Dataset records

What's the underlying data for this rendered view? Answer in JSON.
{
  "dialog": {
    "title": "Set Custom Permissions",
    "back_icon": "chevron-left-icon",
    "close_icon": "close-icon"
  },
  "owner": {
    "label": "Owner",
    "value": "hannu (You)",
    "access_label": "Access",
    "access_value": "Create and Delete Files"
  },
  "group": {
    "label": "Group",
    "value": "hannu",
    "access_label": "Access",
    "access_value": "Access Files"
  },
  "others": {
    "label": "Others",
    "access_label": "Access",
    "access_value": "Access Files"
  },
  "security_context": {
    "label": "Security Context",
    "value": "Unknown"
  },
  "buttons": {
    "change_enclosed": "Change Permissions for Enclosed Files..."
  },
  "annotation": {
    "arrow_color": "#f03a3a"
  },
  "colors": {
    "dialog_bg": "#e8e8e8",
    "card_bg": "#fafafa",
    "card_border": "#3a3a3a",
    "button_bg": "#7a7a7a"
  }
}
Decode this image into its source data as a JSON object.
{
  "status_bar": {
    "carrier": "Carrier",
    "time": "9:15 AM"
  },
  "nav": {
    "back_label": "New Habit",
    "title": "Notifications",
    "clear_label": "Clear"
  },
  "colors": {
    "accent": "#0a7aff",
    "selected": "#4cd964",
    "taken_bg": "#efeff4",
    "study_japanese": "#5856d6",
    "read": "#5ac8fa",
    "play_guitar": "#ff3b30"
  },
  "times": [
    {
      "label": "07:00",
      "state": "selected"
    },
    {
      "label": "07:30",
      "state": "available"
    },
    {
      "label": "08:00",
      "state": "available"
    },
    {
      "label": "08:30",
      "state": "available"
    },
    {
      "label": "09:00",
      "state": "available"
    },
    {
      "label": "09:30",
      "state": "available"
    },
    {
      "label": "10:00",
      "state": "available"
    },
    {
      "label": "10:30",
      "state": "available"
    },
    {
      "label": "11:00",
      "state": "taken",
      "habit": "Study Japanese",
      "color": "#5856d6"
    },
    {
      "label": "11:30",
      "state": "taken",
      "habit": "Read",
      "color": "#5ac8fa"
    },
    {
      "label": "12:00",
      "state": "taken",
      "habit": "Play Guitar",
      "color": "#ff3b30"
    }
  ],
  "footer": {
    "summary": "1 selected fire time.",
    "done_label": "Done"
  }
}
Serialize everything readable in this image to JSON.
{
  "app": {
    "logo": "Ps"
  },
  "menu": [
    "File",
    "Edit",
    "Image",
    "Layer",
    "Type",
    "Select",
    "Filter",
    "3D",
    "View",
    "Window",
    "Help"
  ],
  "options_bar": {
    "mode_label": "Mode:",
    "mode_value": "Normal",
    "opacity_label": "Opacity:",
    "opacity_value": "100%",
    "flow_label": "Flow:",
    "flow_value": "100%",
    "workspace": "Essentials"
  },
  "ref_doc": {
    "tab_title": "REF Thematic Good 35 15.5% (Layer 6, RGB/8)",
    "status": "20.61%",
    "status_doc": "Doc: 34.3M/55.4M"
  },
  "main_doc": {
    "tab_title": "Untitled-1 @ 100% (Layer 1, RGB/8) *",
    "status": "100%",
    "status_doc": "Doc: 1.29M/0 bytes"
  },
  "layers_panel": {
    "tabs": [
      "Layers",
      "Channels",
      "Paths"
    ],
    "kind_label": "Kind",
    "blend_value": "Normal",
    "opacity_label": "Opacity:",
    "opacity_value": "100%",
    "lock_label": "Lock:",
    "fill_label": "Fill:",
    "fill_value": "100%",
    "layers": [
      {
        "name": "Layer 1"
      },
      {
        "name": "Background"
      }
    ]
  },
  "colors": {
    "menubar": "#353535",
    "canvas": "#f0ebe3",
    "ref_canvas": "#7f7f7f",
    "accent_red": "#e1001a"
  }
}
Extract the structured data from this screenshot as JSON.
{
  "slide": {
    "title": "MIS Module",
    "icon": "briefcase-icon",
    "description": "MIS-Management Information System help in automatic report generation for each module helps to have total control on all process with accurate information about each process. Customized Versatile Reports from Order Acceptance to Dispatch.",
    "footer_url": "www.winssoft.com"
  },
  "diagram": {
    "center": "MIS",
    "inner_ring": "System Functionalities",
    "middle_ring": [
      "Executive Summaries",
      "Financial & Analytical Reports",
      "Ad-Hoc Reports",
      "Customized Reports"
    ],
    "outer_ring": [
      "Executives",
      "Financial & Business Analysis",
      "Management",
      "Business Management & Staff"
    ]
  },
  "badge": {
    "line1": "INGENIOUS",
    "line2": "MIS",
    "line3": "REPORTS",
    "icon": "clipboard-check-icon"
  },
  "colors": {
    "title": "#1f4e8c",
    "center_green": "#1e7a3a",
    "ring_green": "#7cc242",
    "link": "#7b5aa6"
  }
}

## BRIEF
Pick out every line above that holds the word "from" and copy it.

## CORRECT RESPONSE
Extract the structured data from this screenshot as JSON.
    "description": "MIS-Management Information System help in automatic report generation for each module helps to have total control on all process with accurate information about each process. Customized Versatile Reports from Order Acceptance to Dispatch.",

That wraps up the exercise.